TASK: Every record that follows must be duplicated exactly, with images left out.

RECORDED INFORMATION:
--- Begin ---

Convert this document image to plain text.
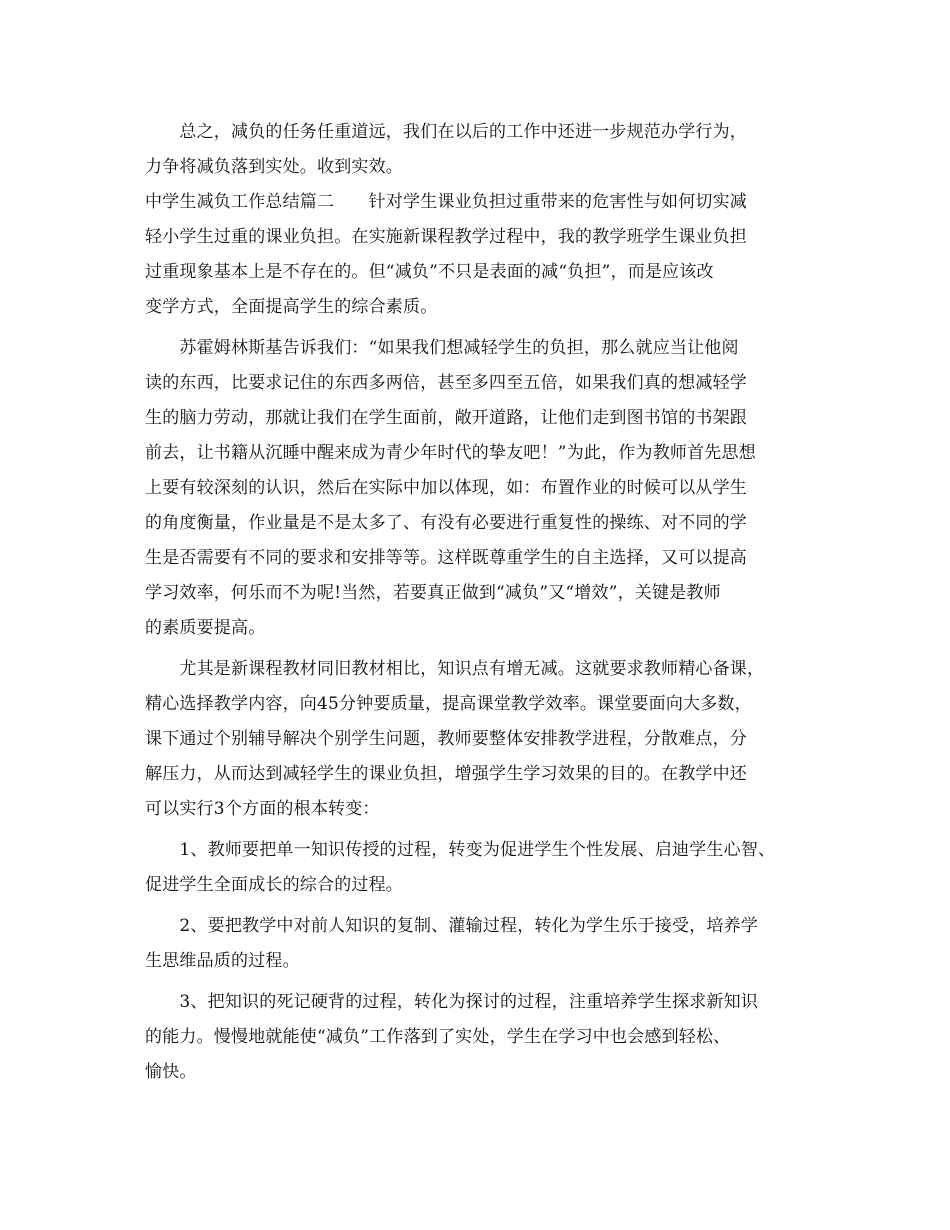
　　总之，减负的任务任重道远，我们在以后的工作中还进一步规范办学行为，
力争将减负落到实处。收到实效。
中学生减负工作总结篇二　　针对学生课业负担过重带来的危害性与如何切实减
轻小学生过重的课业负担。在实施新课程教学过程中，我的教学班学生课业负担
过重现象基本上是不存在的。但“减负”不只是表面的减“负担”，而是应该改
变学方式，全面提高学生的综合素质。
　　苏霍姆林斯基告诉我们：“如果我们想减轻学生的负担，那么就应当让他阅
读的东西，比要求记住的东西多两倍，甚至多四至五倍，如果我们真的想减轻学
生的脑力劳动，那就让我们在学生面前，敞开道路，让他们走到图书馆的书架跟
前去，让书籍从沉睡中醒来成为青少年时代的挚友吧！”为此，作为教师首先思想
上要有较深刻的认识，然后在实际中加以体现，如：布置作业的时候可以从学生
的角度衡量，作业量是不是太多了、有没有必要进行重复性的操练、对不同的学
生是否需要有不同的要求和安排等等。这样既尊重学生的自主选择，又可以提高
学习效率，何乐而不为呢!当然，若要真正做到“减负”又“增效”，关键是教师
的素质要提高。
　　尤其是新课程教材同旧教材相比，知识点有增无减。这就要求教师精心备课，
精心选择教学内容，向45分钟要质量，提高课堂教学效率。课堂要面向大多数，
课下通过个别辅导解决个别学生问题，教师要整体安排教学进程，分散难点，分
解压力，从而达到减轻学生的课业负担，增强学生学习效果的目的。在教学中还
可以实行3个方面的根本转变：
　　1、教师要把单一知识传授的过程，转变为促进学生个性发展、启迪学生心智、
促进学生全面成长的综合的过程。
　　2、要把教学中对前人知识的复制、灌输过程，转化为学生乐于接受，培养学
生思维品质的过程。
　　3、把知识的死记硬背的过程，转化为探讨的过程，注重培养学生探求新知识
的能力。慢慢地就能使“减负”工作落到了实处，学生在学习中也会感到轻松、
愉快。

--- End ---

RESULT:
Convert this document image to plain text.
　　总之，减负的任务任重道远，我们在以后的工作中还进一步规范办学行为，
力争将减负落到实处。收到实效。
中学生减负工作总结篇二　　针对学生课业负担过重带来的危害性与如何切实减
轻小学生过重的课业负担。在实施新课程教学过程中，我的教学班学生课业负担
过重现象基本上是不存在的。但“减负”不只是表面的减“负担”，而是应该改
变学方式，全面提高学生的综合素质。
　　苏霍姆林斯基告诉我们：“如果我们想减轻学生的负担，那么就应当让他阅
读的东西，比要求记住的东西多两倍，甚至多四至五倍，如果我们真的想减轻学
生的脑力劳动，那就让我们在学生面前，敞开道路，让他们走到图书馆的书架跟
前去，让书籍从沉睡中醒来成为青少年时代的挚友吧！”为此，作为教师首先思想
上要有较深刻的认识，然后在实际中加以体现，如：布置作业的时候可以从学生
的角度衡量，作业量是不是太多了、有没有必要进行重复性的操练、对不同的学
生是否需要有不同的要求和安排等等。这样既尊重学生的自主选择，又可以提高
学习效率，何乐而不为呢!当然，若要真正做到“减负”又“增效”，关键是教师
的素质要提高。
　　尤其是新课程教材同旧教材相比，知识点有增无减。这就要求教师精心备课，
精心选择教学内容，向45分钟要质量，提高课堂教学效率。课堂要面向大多数，
课下通过个别辅导解决个别学生问题，教师要整体安排教学进程，分散难点，分
解压力，从而达到减轻学生的课业负担，增强学生学习效果的目的。在教学中还
可以实行3个方面的根本转变：
　　1、教师要把单一知识传授的过程，转变为促进学生个性发展、启迪学生心智、
促进学生全面成长的综合的过程。
　　2、要把教学中对前人知识的复制、灌输过程，转化为学生乐于接受，培养学
生思维品质的过程。
　　3、把知识的死记硬背的过程，转化为探讨的过程，注重培养学生探求新知识
的能力。慢慢地就能使“减负”工作落到了实处，学生在学习中也会感到轻松、
愉快。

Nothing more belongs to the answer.